Given request: Transcribe all the records exactly and omit any images they hold.

Dataset:
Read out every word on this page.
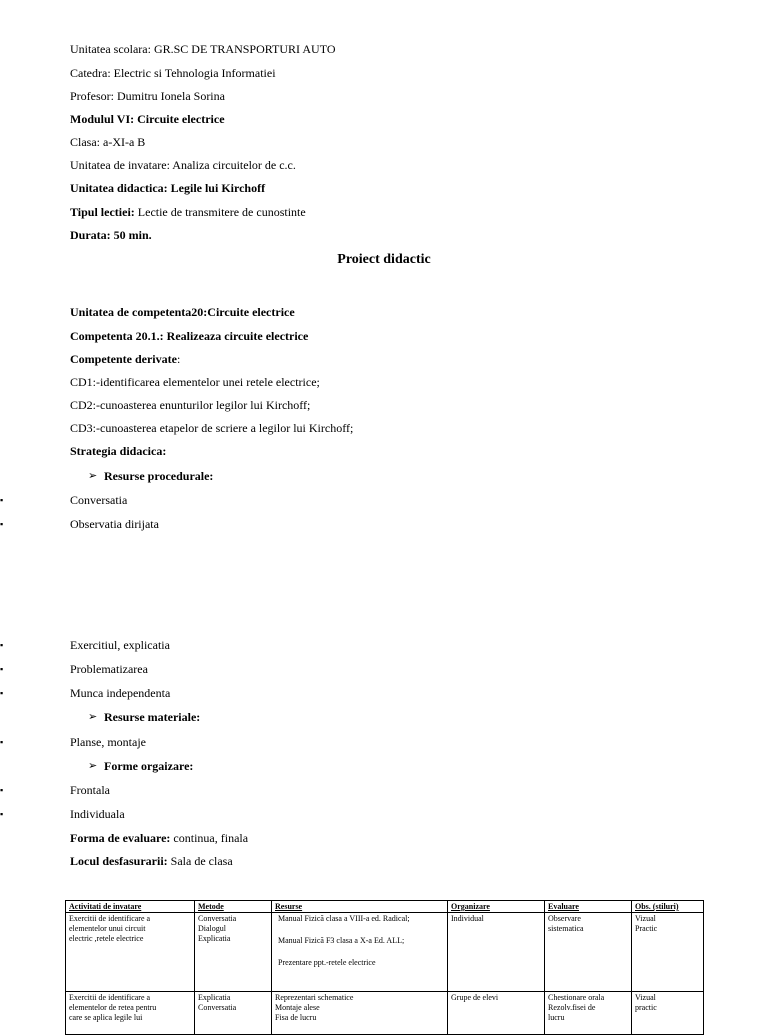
Unitatea scolara: GR.SC DE TRANSPORTURI AUTO
Catedra: Electric si Tehnologia Informatiei
Profesor: Dumitru Ionela Sorina
Modulul VI: Circuite electrice
Clasa: a-XI-a B
Unitatea de invatare: Analiza circuitelor de c.c.
Unitatea didactica: Legile lui Kirchoff
Tipul lectiei: Lectie de transmitere de cunostinte
Durata: 50 min.
Proiect didactic
Unitatea de competenta20:Circuite electrice
Competenta 20.1.: Realizeaza circuite electrice
Competente derivate:
CD1:-identificarea elementelor unei retele electrice;
CD2:-cunoasterea enunturilor legilor lui Kirchoff;
CD3:-cunoasterea etapelor de scriere a legilor lui Kirchoff;
Strategia didacica:
➢ Resurse procedurale:
▪	Conversatia
▪	Observatia dirijata
▪	Exercitiul, explicatia
▪	Problematizarea
▪	Munca independenta
➢ Resurse materiale:
▪	Planse, montaje
➢ Forme orgaizare:
▪	Frontala
▪	Individuala
Forma de evaluare: continua, finala
Locul desfasurarii: Sala de clasa
Activitati de invatare	Metode	Resurse	Organizare	Evaluare	Obs. (stiluri)

Exercitii de identificare a
elementelor unui circuit
electric ,retele electrice	Conversatia
Dialogul
Explicatia	Manual Fizică clasa a VIII-a ed. Radical;
Manual Fizică F3 clasa a X-a Ed. ALL;
Prezentare ppt.-retele electrice	Individual	Observare
sistematica	Vizual
Practic

Exercitii de identificare a
elementelor de retea pentru
care se aplica legile lui	Explicatia
Conversatia	Reprezentari schematice
Montaje alese
Fisa de lucru	Grupe de elevi	Chestionare orala
Rezolv.fisei de
lucru	Vizual
practic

Result of the task:
Read out every word on this page.
Unitatea scolara: GR.SC DE TRANSPORTURI AUTO
Catedra: Electric si Tehnologia Informatiei
Profesor: Dumitru Ionela Sorina
Modulul VI: Circuite electrice
Clasa: a-XI-a B
Unitatea de invatare: Analiza circuitelor de c.c.
Unitatea didactica: Legile lui Kirchoff
Tipul lectiei: Lectie de transmitere de cunostinte
Durata: 50 min.
Proiect didactic
Unitatea de competenta20:Circuite electrice
Competenta 20.1.: Realizeaza circuite electrice
Competente derivate:
CD1:-identificarea elementelor unei retele electrice;
CD2:-cunoasterea enunturilor legilor lui Kirchoff;
CD3:-cunoasterea etapelor de scriere a legilor lui Kirchoff;
Strategia didacica:
➢ Resurse procedurale:
▪	Conversatia
▪	Observatia dirijata
▪	Exercitiul, explicatia
▪	Problematizarea
▪	Munca independenta
➢ Resurse materiale:
▪	Planse, montaje
➢ Forme orgaizare:
▪	Frontala
▪	Individuala
Forma de evaluare: continua, finala
Locul desfasurarii: Sala de clasa
Activitati de invatare	Metode	Resurse	Organizare	Evaluare	Obs. (stiluri)

Exercitii de identificare a
elementelor unui circuit
electric ,retele electrice	Conversatia
Dialogul
Explicatia	Manual Fizică clasa a VIII-a ed. Radical;
Manual Fizică F3 clasa a X-a Ed. ALL;
Prezentare ppt.-retele electrice	Individual	Observare
sistematica	Vizual
Practic

Exercitii de identificare a
elementelor de retea pentru
care se aplica legile lui	Explicatia
Conversatia	Reprezentari schematice
Montaje alese
Fisa de lucru	Grupe de elevi	Chestionare orala
Rezolv.fisei de
lucru	Vizual
practic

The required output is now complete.